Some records
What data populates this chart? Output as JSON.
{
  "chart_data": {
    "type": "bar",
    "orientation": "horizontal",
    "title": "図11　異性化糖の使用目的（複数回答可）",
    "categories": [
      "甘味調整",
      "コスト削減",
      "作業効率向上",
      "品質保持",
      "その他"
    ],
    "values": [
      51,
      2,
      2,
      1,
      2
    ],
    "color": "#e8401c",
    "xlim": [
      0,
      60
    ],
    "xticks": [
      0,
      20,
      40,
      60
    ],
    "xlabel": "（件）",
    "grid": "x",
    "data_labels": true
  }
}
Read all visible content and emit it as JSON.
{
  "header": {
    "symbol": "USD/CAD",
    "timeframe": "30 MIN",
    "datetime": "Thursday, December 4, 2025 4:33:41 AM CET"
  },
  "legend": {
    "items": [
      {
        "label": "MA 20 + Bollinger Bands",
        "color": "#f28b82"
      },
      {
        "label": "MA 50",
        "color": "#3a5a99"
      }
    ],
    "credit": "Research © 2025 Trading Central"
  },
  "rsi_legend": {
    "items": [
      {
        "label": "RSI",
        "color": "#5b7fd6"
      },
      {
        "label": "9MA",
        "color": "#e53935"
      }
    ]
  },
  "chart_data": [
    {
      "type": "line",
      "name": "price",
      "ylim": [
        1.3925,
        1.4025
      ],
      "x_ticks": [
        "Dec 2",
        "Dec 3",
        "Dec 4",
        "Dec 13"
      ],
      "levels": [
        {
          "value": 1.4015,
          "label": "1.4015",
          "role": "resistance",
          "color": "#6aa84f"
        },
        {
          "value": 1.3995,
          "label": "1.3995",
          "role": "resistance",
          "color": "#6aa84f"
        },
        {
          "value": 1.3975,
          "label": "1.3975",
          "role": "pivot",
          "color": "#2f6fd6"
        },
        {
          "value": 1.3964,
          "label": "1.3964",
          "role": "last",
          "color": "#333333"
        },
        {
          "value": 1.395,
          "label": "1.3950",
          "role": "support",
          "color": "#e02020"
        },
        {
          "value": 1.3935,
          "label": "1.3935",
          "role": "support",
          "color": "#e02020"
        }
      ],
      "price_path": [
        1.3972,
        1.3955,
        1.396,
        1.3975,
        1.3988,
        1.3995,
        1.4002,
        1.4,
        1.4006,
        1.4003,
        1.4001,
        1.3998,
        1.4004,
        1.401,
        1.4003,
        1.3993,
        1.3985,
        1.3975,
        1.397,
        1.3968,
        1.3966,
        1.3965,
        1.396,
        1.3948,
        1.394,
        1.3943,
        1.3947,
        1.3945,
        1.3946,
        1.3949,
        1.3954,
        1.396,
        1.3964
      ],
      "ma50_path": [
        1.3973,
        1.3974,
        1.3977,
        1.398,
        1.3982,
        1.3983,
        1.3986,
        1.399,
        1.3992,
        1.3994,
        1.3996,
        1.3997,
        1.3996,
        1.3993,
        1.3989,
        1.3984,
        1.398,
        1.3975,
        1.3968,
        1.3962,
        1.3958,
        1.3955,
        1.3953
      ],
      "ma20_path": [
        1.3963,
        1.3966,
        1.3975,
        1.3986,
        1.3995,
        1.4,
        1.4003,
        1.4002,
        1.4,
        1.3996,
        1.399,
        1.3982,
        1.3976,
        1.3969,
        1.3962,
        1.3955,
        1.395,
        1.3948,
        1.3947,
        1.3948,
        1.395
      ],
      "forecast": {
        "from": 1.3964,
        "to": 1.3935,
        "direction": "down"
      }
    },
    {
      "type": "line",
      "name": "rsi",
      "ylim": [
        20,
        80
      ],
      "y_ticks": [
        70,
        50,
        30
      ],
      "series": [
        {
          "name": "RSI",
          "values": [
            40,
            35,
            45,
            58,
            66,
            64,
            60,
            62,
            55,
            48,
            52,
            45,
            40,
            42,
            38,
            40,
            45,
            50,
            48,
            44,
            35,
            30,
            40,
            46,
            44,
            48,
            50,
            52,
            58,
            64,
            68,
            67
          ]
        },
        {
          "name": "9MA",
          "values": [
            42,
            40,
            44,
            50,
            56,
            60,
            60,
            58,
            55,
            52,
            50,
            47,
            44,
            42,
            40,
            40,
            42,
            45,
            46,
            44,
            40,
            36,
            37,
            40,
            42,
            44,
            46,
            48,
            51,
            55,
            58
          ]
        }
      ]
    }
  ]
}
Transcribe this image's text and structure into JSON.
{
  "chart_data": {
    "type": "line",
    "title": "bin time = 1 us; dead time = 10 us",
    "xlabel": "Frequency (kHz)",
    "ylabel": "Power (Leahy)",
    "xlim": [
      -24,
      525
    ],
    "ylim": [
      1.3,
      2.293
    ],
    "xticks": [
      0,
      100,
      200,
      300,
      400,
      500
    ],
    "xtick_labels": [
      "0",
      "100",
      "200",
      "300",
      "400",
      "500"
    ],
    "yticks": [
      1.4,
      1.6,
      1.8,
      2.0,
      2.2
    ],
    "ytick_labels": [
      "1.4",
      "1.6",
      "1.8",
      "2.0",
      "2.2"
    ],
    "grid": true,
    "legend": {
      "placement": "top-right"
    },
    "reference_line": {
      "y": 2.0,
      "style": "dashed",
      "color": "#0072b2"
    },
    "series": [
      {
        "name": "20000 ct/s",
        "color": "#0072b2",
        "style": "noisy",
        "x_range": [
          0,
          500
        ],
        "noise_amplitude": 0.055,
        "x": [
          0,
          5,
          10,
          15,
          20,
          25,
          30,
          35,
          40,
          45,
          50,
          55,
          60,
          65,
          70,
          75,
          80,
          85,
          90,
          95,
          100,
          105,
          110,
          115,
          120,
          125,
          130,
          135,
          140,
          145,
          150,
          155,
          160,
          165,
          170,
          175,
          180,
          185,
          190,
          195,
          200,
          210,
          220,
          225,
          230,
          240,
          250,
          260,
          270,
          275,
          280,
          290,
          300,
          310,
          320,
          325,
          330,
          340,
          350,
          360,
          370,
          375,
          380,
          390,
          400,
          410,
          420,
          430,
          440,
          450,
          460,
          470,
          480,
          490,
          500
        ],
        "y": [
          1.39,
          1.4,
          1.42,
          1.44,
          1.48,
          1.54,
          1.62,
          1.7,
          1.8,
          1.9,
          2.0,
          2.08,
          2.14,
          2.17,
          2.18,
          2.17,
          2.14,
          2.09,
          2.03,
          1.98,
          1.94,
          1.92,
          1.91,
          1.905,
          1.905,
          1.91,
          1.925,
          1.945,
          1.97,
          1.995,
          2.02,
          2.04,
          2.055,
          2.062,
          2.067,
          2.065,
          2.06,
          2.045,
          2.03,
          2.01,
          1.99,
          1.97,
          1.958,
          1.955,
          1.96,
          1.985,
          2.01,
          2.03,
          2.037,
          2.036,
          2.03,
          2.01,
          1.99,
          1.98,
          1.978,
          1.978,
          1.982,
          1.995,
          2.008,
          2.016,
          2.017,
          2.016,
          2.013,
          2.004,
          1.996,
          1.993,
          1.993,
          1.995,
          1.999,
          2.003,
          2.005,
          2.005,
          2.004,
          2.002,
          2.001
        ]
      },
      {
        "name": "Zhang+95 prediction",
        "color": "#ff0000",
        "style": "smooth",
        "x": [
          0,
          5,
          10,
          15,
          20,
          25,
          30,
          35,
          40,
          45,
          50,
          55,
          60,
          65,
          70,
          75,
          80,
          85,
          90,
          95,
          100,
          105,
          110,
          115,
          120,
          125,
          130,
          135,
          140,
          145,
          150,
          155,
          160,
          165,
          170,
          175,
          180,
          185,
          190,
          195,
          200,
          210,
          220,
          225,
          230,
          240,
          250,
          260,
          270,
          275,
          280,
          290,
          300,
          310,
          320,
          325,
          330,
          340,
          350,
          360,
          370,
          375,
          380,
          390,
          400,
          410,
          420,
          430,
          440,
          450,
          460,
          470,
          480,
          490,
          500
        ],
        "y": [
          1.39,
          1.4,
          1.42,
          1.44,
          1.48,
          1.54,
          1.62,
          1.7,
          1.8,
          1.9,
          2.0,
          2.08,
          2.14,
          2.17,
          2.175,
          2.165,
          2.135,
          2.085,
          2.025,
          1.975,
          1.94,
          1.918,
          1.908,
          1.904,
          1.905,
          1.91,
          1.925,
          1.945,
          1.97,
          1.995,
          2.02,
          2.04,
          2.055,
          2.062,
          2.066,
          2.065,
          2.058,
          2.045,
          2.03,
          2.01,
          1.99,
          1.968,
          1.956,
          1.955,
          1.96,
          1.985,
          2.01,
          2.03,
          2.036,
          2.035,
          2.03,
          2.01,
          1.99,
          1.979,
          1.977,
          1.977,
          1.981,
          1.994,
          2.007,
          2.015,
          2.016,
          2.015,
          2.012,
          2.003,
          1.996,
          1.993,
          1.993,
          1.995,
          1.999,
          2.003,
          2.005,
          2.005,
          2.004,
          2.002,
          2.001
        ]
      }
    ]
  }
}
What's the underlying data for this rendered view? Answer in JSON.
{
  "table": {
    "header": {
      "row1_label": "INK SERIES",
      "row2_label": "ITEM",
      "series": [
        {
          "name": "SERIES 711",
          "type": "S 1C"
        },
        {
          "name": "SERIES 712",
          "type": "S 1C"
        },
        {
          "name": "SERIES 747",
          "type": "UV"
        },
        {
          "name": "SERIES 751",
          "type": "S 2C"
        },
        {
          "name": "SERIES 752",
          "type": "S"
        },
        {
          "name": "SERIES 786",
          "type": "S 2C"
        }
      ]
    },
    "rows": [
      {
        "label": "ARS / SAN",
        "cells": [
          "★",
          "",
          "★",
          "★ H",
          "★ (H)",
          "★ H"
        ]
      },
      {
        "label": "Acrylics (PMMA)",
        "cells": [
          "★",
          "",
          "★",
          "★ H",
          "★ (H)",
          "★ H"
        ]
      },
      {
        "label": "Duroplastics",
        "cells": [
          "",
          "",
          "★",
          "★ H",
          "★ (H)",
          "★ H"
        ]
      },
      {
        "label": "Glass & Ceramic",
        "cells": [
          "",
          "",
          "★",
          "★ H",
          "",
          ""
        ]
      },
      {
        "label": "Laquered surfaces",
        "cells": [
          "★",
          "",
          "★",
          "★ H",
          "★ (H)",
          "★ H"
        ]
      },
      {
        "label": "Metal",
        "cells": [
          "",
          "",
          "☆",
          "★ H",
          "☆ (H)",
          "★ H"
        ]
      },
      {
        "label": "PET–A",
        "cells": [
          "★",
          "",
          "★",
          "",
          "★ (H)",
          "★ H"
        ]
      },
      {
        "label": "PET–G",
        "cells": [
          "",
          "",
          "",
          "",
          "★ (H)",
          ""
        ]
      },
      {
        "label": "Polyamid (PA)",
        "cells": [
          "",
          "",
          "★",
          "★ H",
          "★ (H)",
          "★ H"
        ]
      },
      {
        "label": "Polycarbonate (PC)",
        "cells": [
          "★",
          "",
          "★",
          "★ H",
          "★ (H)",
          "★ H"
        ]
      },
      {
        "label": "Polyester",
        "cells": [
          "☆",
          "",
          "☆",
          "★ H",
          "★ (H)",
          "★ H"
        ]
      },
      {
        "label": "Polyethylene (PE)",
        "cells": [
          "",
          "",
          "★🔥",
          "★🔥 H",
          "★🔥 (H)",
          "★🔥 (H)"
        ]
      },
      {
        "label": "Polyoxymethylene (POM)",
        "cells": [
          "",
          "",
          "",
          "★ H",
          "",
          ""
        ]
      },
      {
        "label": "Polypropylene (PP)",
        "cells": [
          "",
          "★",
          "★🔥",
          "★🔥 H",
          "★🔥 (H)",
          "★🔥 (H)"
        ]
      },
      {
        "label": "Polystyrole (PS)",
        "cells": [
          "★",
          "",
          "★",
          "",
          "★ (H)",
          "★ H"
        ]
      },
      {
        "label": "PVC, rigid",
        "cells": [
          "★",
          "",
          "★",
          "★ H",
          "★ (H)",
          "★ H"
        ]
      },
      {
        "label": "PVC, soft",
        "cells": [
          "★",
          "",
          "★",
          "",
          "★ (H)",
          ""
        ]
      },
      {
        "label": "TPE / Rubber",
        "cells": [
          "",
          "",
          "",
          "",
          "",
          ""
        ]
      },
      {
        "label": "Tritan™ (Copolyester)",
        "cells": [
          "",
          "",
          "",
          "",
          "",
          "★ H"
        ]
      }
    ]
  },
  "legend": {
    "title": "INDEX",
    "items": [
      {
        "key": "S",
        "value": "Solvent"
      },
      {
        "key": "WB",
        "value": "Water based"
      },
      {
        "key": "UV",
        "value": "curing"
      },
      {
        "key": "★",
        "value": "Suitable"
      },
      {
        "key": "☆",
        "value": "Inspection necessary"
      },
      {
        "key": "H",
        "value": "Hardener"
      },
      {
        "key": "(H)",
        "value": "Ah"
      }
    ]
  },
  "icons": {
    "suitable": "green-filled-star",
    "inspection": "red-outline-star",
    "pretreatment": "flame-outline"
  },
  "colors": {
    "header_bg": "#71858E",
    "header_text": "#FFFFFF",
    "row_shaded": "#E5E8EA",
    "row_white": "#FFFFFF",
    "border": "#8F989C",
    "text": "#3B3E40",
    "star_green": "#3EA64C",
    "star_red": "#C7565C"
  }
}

> [Brief]: Identify each line holding the string "type", and copy it out.

> [Task answer]:
    "type": "bar",
      "type": "line",
      "type": "line",
    "type": "line",
          "type": "S 1C"
          "type": "S 1C"
          "type": "UV"
          "type": "S 2C"
          "type": "S"
          "type": "S 2C"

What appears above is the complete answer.